## Exercise material

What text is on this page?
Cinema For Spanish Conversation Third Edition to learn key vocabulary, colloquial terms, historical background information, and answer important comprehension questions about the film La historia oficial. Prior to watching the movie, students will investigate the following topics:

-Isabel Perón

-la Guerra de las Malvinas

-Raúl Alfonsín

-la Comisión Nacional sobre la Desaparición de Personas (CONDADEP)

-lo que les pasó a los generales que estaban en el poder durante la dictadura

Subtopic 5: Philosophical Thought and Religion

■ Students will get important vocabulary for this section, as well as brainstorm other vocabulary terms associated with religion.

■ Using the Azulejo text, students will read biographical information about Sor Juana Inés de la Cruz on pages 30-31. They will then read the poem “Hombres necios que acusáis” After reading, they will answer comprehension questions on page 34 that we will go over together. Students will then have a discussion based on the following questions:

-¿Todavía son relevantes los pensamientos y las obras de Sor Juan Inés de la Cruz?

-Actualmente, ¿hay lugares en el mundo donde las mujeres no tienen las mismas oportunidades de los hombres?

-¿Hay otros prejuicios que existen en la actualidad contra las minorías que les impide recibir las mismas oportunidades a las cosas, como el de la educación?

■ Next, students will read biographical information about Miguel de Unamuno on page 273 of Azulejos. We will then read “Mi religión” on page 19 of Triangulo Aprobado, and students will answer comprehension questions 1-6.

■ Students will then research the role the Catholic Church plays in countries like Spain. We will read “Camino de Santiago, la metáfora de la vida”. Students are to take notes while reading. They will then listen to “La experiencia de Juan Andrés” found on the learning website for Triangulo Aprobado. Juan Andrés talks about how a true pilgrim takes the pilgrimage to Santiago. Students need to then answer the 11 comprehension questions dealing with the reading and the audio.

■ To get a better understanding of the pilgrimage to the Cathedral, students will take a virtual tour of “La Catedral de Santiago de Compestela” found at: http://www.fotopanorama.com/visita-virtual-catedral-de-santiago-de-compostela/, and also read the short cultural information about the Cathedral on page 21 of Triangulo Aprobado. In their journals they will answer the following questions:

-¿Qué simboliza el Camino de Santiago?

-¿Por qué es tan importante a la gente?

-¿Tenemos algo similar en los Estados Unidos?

## Problem to solve
Pick out all lines containing the string "page".

## Solution
What text is on this page?
■ Using the Azulejo text, students will read biographical information about Sor Juana Inés de la Cruz on pages 30-31. They will then read the poem “Hombres necios que acusáis” After reading, they will answer comprehension questions on page 34 that we will go over together. Students will then have a discussion based on the following questions:
■ Next, students will read biographical information about Miguel de Unamuno on page 273 of Azulejos. We will then read “Mi religión” on page 19 of Triangulo Aprobado, and students will answer comprehension questions 1-6.
■ To get a better understanding of the pilgrimage to the Cathedral, students will take a virtual tour of “La Catedral de Santiago de Compestela” found at: http://www.fotopanorama.com/visita-virtual-catedral-de-santiago-de-compostela/, and also read the short cultural information about the Cathedral on page 21 of Triangulo Aprobado. In their journals they will answer the following questions:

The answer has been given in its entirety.